Data records:
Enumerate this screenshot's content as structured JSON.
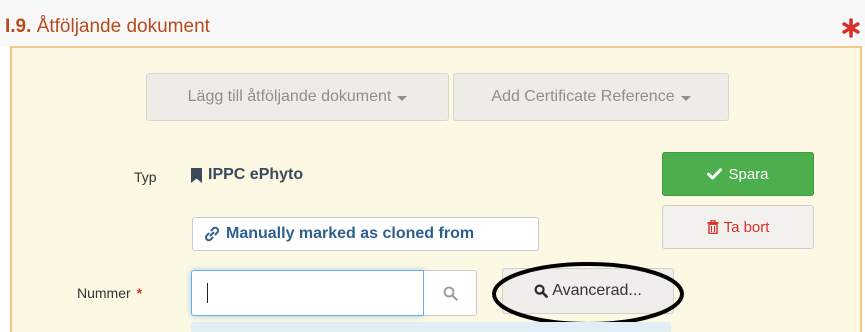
{
  "section": {
    "number": "I.9.",
    "title": "Åtföljande dokument",
    "required_marker": "asterisk-icon"
  },
  "toolbar": {
    "add_document_label": "Lägg till åtföljande dokument",
    "add_certificate_label": "Add Certificate Reference"
  },
  "document": {
    "type_label": "Typ",
    "type_value": "IPPC ePhyto",
    "type_icon": "bookmark-icon",
    "cloned_label": "Manually marked as cloned from",
    "cloned_icon": "link-icon"
  },
  "actions": {
    "save_label": "Spara",
    "save_icon": "check-icon",
    "delete_label": "Ta bort",
    "delete_icon": "trash-icon"
  },
  "number_field": {
    "label": "Nummer",
    "required_mark": "*",
    "value": "",
    "search_icon": "search-icon",
    "advanced_label": "Avancerad..."
  },
  "colors": {
    "title": "#b94a1f",
    "required": "#d9302a",
    "panel_bg": "#fcf8e3",
    "panel_border": "#f2c98a",
    "save": "#4cae4c",
    "link_text": "#2f5f8f"
  }
}
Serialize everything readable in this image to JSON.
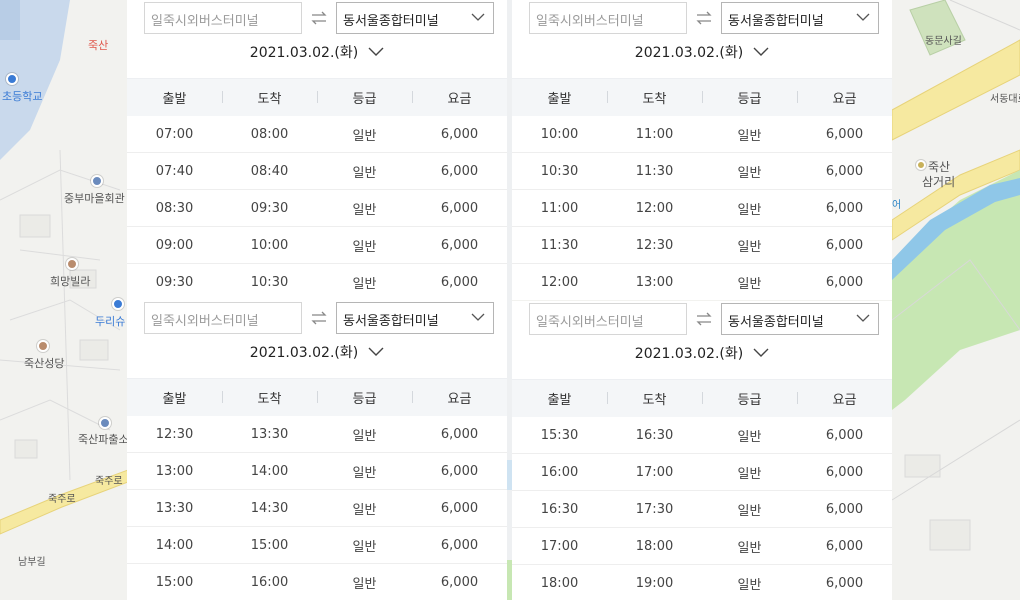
{
  "map": {
    "labels": {
      "school": "초등학교",
      "juksan_red": "죽산",
      "jungbu": "중부마을회관",
      "huimang": "희망빌라",
      "duri": "두리슈",
      "juksan_church": "죽산성당",
      "police": "죽산파출소",
      "jukju_ro_1": "죽주로",
      "jukju_ro_2": "죽주로",
      "nambu": "남부길",
      "dongmun": "동문사길",
      "seodong": "서동대로",
      "samgeori_1": "죽산",
      "samgeori_2": "삼거리",
      "eo": "어"
    }
  },
  "panels": [
    {
      "from_placeholder": "일죽시외버스터미널",
      "to_value": "동서울종합터미널",
      "date": "2021.03.02.(화)",
      "headers": [
        "출발",
        "도착",
        "등급",
        "요금"
      ],
      "rows": [
        [
          "07:00",
          "08:00",
          "일반",
          "6,000"
        ],
        [
          "07:40",
          "08:40",
          "일반",
          "6,000"
        ],
        [
          "08:30",
          "09:30",
          "일반",
          "6,000"
        ],
        [
          "09:00",
          "10:00",
          "일반",
          "6,000"
        ],
        [
          "09:30",
          "10:30",
          "일반",
          "6,000"
        ]
      ]
    },
    {
      "from_placeholder": "일죽시외버스터미널",
      "to_value": "동서울종합터미널",
      "date": "2021.03.02.(화)",
      "headers": [
        "출발",
        "도착",
        "등급",
        "요금"
      ],
      "rows": [
        [
          "10:00",
          "11:00",
          "일반",
          "6,000"
        ],
        [
          "10:30",
          "11:30",
          "일반",
          "6,000"
        ],
        [
          "11:00",
          "12:00",
          "일반",
          "6,000"
        ],
        [
          "11:30",
          "12:30",
          "일반",
          "6,000"
        ],
        [
          "12:00",
          "13:00",
          "일반",
          "6,000"
        ]
      ]
    },
    {
      "from_placeholder": "일죽시외버스터미널",
      "to_value": "동서울종합터미널",
      "date": "2021.03.02.(화)",
      "headers": [
        "출발",
        "도착",
        "등급",
        "요금"
      ],
      "rows": [
        [
          "12:30",
          "13:30",
          "일반",
          "6,000"
        ],
        [
          "13:00",
          "14:00",
          "일반",
          "6,000"
        ],
        [
          "13:30",
          "14:30",
          "일반",
          "6,000"
        ],
        [
          "14:00",
          "15:00",
          "일반",
          "6,000"
        ],
        [
          "15:00",
          "16:00",
          "일반",
          "6,000"
        ]
      ]
    },
    {
      "from_placeholder": "일죽시외버스터미널",
      "to_value": "동서울종합터미널",
      "date": "2021.03.02.(화)",
      "headers": [
        "출발",
        "도착",
        "등급",
        "요금"
      ],
      "rows": [
        [
          "15:30",
          "16:30",
          "일반",
          "6,000"
        ],
        [
          "16:00",
          "17:00",
          "일반",
          "6,000"
        ],
        [
          "16:30",
          "17:30",
          "일반",
          "6,000"
        ],
        [
          "17:00",
          "18:00",
          "일반",
          "6,000"
        ],
        [
          "18:00",
          "19:00",
          "일반",
          "6,000"
        ]
      ]
    }
  ],
  "icons": {
    "swap": "swap-arrows-icon",
    "dropdown": "chevron-down-icon"
  }
}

> Exercise goal:
Make an exact reproduction of the listing above, without any pictures.

> Answer to this exercise:
Enumerate this screenshot's content as structured JSON.
{
  "section": {
    "number": "I.9.",
    "title": "Åtföljande dokument",
    "required_marker": "asterisk-icon"
  },
  "toolbar": {
    "add_document_label": "Lägg till åtföljande dokument",
    "add_certificate_label": "Add Certificate Reference"
  },
  "document": {
    "type_label": "Typ",
    "type_value": "IPPC ePhyto",
    "type_icon": "bookmark-icon",
    "cloned_label": "Manually marked as cloned from",
    "cloned_icon": "link-icon"
  },
  "actions": {
    "save_label": "Spara",
    "save_icon": "check-icon",
    "delete_label": "Ta bort",
    "delete_icon": "trash-icon"
  },
  "number_field": {
    "label": "Nummer",
    "required_mark": "*",
    "value": "",
    "search_icon": "search-icon",
    "advanced_label": "Avancerad..."
  },
  "colors": {
    "title": "#b94a1f",
    "required": "#d9302a",
    "panel_bg": "#fcf8e3",
    "panel_border": "#f2c98a",
    "save": "#4cae4c",
    "link_text": "#2f5f8f"
  }
}
Serialize everything readable in this image to JSON.
{
  "map": {
    "labels": {
      "school": "초등학교",
      "juksan_red": "죽산",
      "jungbu": "중부마을회관",
      "huimang": "희망빌라",
      "duri": "두리슈",
      "juksan_church": "죽산성당",
      "police": "죽산파출소",
      "jukju_ro_1": "죽주로",
      "jukju_ro_2": "죽주로",
      "nambu": "남부길",
      "dongmun": "동문사길",
      "seodong": "서동대로",
      "samgeori_1": "죽산",
      "samgeori_2": "삼거리",
      "eo": "어"
    }
  },
  "panels": [
    {
      "from_placeholder": "일죽시외버스터미널",
      "to_value": "동서울종합터미널",
      "date": "2021.03.02.(화)",
      "headers": [
        "출발",
        "도착",
        "등급",
        "요금"
      ],
      "rows": [
        [
          "07:00",
          "08:00",
          "일반",
          "6,000"
        ],
        [
          "07:40",
          "08:40",
          "일반",
          "6,000"
        ],
        [
          "08:30",
          "09:30",
          "일반",
          "6,000"
        ],
        [
          "09:00",
          "10:00",
          "일반",
          "6,000"
        ],
        [
          "09:30",
          "10:30",
          "일반",
          "6,000"
        ]
      ]
    },
    {
      "from_placeholder": "일죽시외버스터미널",
      "to_value": "동서울종합터미널",
      "date": "2021.03.02.(화)",
      "headers": [
        "출발",
        "도착",
        "등급",
        "요금"
      ],
      "rows": [
        [
          "10:00",
          "11:00",
          "일반",
          "6,000"
        ],
        [
          "10:30",
          "11:30",
          "일반",
          "6,000"
        ],
        [
          "11:00",
          "12:00",
          "일반",
          "6,000"
        ],
        [
          "11:30",
          "12:30",
          "일반",
          "6,000"
        ],
        [
          "12:00",
          "13:00",
          "일반",
          "6,000"
        ]
      ]
    },
    {
      "from_placeholder": "일죽시외버스터미널",
      "to_value": "동서울종합터미널",
      "date": "2021.03.02.(화)",
      "headers": [
        "출발",
        "도착",
        "등급",
        "요금"
      ],
      "rows": [
        [
          "12:30",
          "13:30",
          "일반",
          "6,000"
        ],
        [
          "13:00",
          "14:00",
          "일반",
          "6,000"
        ],
        [
          "13:30",
          "14:30",
          "일반",
          "6,000"
        ],
        [
          "14:00",
          "15:00",
          "일반",
          "6,000"
        ],
        [
          "15:00",
          "16:00",
          "일반",
          "6,000"
        ]
      ]
    },
    {
      "from_placeholder": "일죽시외버스터미널",
      "to_value": "동서울종합터미널",
      "date": "2021.03.02.(화)",
      "headers": [
        "출발",
        "도착",
        "등급",
        "요금"
      ],
      "rows": [
        [
          "15:30",
          "16:30",
          "일반",
          "6,000"
        ],
        [
          "16:00",
          "17:00",
          "일반",
          "6,000"
        ],
        [
          "16:30",
          "17:30",
          "일반",
          "6,000"
        ],
        [
          "17:00",
          "18:00",
          "일반",
          "6,000"
        ],
        [
          "18:00",
          "19:00",
          "일반",
          "6,000"
        ]
      ]
    }
  ],
  "icons": {
    "swap": "swap-arrows-icon",
    "dropdown": "chevron-down-icon"
  }
}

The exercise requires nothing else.